EXERCISE DETAILS — Restate the listing that follows word for word, without its pictures.
++++++++++
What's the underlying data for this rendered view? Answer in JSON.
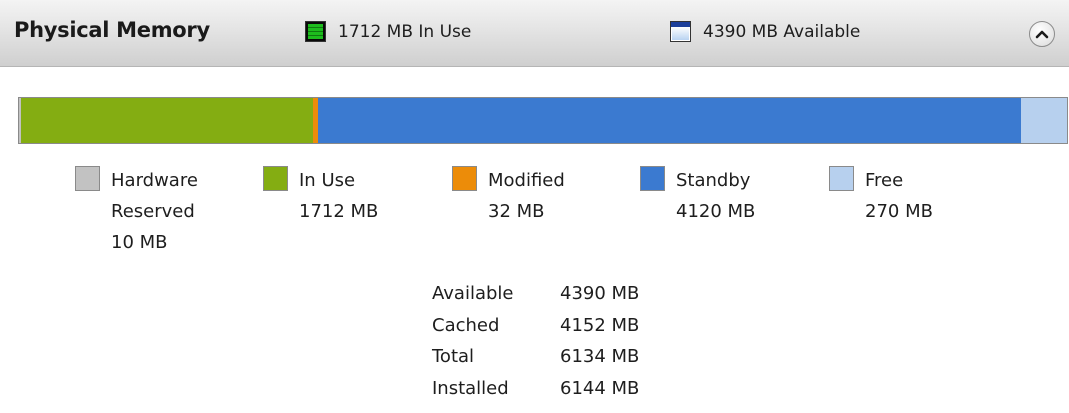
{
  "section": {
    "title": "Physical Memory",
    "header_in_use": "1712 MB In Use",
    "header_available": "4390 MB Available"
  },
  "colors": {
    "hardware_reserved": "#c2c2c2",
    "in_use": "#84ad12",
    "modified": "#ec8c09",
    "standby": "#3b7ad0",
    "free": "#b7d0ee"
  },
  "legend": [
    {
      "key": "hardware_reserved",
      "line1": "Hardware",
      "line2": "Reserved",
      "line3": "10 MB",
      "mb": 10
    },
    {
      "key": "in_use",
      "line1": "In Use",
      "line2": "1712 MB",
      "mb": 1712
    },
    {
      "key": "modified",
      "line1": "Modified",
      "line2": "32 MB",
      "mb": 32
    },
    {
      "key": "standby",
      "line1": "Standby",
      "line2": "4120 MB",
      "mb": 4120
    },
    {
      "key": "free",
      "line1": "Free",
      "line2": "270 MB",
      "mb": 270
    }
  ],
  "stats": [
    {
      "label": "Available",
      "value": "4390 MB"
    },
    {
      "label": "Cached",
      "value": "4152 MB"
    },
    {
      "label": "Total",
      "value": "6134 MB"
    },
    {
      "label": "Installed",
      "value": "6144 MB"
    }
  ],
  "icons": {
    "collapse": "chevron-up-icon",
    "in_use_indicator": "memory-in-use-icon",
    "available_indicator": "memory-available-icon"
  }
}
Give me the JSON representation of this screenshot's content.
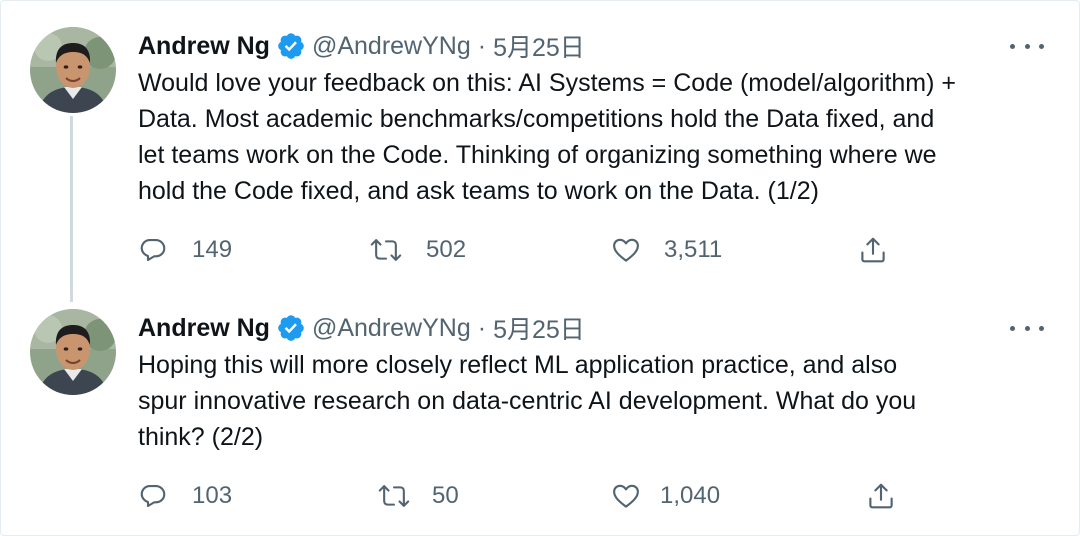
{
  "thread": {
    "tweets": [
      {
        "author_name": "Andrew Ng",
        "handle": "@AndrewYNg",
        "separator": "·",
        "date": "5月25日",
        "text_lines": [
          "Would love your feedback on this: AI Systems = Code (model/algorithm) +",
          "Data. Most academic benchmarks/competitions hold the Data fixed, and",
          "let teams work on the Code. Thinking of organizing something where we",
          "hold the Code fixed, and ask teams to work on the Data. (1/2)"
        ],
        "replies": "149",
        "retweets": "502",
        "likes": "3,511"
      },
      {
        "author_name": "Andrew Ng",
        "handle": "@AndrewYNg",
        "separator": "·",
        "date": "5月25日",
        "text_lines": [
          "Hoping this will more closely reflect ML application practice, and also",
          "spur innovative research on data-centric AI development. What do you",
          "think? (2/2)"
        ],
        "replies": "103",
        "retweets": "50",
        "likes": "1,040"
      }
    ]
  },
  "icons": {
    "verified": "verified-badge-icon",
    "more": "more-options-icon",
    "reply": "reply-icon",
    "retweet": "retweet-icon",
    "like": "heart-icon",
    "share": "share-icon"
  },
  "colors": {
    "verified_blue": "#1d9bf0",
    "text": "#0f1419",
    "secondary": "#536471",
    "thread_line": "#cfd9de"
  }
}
++++++++++
TASK ANSWER —
What's the underlying data for this rendered view? Answer in JSON.
{
  "section": {
    "title": "Physical Memory",
    "header_in_use": "1712 MB In Use",
    "header_available": "4390 MB Available"
  },
  "colors": {
    "hardware_reserved": "#c2c2c2",
    "in_use": "#84ad12",
    "modified": "#ec8c09",
    "standby": "#3b7ad0",
    "free": "#b7d0ee"
  },
  "legend": [
    {
      "key": "hardware_reserved",
      "line1": "Hardware",
      "line2": "Reserved",
      "line3": "10 MB",
      "mb": 10
    },
    {
      "key": "in_use",
      "line1": "In Use",
      "line2": "1712 MB",
      "mb": 1712
    },
    {
      "key": "modified",
      "line1": "Modified",
      "line2": "32 MB",
      "mb": 32
    },
    {
      "key": "standby",
      "line1": "Standby",
      "line2": "4120 MB",
      "mb": 4120
    },
    {
      "key": "free",
      "line1": "Free",
      "line2": "270 MB",
      "mb": 270
    }
  ],
  "stats": [
    {
      "label": "Available",
      "value": "4390 MB"
    },
    {
      "label": "Cached",
      "value": "4152 MB"
    },
    {
      "label": "Total",
      "value": "6134 MB"
    },
    {
      "label": "Installed",
      "value": "6144 MB"
    }
  ],
  "icons": {
    "collapse": "chevron-up-icon",
    "in_use_indicator": "memory-in-use-icon",
    "available_indicator": "memory-available-icon"
  }
}
Give me the JSON representation of this screenshot's content.
{
  "thread": {
    "tweets": [
      {
        "author_name": "Andrew Ng",
        "handle": "@AndrewYNg",
        "separator": "·",
        "date": "5月25日",
        "text_lines": [
          "Would love your feedback on this: AI Systems = Code (model/algorithm) +",
          "Data. Most academic benchmarks/competitions hold the Data fixed, and",
          "let teams work on the Code. Thinking of organizing something where we",
          "hold the Code fixed, and ask teams to work on the Data. (1/2)"
        ],
        "replies": "149",
        "retweets": "502",
        "likes": "3,511"
      },
      {
        "author_name": "Andrew Ng",
        "handle": "@AndrewYNg",
        "separator": "·",
        "date": "5月25日",
        "text_lines": [
          "Hoping this will more closely reflect ML application practice, and also",
          "spur innovative research on data-centric AI development. What do you",
          "think? (2/2)"
        ],
        "replies": "103",
        "retweets": "50",
        "likes": "1,040"
      }
    ]
  },
  "icons": {
    "verified": "verified-badge-icon",
    "more": "more-options-icon",
    "reply": "reply-icon",
    "retweet": "retweet-icon",
    "like": "heart-icon",
    "share": "share-icon"
  },
  "colors": {
    "verified_blue": "#1d9bf0",
    "text": "#0f1419",
    "secondary": "#536471",
    "thread_line": "#cfd9de"
  }
}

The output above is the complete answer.